### Material
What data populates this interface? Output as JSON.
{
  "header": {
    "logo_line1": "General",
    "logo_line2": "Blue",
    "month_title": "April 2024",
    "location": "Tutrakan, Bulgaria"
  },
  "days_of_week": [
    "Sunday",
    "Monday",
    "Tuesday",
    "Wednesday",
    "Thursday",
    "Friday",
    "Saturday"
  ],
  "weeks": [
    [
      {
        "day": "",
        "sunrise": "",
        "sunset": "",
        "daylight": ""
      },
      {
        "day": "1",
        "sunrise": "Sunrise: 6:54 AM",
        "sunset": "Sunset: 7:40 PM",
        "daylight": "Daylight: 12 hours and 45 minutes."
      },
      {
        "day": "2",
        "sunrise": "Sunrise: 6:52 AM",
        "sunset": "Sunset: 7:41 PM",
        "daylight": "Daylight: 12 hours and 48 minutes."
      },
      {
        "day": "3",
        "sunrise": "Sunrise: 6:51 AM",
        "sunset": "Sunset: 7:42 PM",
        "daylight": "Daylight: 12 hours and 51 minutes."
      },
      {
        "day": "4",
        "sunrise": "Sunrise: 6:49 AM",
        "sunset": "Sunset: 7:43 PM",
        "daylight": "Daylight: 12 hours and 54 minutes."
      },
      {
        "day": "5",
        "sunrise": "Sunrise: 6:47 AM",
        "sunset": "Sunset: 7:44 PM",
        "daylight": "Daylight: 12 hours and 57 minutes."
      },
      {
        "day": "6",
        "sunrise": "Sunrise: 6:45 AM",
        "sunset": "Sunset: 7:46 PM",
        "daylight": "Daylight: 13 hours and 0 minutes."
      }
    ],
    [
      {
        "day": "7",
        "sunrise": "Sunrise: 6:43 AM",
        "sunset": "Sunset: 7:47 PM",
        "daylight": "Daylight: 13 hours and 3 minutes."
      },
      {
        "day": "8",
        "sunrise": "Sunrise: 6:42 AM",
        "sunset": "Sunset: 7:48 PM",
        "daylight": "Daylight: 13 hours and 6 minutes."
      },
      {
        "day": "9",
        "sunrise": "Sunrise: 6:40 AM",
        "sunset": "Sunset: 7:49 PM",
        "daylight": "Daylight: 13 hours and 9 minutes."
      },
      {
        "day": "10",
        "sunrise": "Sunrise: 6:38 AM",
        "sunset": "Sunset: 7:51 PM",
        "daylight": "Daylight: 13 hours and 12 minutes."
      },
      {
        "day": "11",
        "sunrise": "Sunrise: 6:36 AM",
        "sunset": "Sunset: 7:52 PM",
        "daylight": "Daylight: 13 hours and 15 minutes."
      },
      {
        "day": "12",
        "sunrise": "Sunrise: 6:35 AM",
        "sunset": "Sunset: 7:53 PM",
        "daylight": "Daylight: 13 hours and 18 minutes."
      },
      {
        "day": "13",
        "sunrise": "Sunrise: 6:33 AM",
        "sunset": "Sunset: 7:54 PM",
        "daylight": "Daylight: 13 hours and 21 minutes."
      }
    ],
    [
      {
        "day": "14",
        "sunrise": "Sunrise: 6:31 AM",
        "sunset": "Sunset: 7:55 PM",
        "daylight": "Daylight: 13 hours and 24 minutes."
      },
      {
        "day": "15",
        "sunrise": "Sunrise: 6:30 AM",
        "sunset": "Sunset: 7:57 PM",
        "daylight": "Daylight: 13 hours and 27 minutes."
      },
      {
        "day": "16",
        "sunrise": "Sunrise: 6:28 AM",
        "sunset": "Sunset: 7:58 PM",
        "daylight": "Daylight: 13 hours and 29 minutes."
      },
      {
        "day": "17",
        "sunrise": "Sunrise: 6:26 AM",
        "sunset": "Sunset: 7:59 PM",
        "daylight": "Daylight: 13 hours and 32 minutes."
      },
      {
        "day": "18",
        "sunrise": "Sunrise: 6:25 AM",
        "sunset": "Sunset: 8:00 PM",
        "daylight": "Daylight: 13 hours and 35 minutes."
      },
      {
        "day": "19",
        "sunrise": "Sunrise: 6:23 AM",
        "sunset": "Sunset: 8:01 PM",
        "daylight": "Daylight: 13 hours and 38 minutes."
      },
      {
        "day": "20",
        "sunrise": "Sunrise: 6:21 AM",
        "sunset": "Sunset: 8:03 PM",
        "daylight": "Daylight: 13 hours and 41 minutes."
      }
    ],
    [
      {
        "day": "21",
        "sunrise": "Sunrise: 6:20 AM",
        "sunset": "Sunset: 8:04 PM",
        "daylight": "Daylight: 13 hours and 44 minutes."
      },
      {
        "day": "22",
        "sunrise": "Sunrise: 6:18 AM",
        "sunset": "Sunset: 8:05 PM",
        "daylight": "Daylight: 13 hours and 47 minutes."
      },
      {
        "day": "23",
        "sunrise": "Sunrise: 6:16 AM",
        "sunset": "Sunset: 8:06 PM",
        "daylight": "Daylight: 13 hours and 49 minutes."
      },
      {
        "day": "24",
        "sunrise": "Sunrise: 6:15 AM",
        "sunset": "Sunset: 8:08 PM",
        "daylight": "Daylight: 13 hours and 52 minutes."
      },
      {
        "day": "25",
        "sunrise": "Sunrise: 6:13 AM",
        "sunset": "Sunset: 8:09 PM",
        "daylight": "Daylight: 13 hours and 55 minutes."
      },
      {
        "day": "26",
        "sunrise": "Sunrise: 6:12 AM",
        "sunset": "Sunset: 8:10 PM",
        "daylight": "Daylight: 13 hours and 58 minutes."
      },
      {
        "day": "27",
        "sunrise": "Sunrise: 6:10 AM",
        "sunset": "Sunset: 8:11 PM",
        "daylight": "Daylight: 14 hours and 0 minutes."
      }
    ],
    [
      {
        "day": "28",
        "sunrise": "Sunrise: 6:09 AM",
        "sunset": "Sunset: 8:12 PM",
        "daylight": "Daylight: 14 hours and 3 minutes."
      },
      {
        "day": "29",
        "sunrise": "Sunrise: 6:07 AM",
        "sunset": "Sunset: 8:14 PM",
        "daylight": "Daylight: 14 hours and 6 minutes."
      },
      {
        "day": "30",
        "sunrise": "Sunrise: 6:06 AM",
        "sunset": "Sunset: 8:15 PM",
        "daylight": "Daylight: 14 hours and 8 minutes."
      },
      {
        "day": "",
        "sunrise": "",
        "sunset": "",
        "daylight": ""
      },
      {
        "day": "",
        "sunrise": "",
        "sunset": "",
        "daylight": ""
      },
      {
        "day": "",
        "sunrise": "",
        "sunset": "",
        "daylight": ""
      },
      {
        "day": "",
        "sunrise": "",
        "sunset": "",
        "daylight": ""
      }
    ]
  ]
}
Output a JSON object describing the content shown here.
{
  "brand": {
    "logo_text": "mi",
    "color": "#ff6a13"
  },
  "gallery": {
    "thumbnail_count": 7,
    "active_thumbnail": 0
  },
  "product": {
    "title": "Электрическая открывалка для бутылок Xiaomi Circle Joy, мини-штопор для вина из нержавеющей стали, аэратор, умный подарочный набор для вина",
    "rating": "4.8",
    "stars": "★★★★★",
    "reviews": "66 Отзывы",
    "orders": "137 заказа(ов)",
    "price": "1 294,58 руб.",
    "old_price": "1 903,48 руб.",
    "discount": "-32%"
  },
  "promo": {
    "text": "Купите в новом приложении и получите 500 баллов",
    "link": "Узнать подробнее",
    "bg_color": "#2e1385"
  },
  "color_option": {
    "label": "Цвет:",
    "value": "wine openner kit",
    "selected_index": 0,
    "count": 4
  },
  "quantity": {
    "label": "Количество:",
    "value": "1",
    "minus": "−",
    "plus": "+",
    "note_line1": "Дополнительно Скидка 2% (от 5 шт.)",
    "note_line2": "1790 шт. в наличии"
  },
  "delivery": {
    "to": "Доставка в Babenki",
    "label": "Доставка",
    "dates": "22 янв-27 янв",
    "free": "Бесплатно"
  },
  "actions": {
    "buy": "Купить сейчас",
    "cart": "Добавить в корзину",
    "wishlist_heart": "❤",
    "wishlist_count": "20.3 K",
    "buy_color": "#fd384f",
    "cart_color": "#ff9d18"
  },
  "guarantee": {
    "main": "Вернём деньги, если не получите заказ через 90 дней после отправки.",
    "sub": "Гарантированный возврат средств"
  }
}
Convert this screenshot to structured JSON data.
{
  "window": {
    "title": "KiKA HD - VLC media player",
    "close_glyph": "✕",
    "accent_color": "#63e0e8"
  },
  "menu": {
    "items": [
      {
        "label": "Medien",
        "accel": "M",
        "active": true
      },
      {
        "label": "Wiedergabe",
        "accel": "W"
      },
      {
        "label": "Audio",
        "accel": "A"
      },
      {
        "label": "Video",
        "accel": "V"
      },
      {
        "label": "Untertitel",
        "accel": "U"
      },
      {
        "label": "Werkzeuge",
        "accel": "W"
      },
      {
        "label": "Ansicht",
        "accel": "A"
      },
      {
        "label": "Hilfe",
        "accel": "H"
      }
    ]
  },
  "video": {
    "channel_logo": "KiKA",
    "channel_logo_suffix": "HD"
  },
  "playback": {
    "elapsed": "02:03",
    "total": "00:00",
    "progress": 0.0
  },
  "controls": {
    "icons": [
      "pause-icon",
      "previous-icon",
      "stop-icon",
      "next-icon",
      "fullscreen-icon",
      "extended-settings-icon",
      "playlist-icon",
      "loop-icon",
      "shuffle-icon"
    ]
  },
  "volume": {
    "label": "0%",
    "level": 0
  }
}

### Stated exercise
Of the lines in the material, how many contain the word "KiKA"? Reply with the number and nothing else.

### Output
2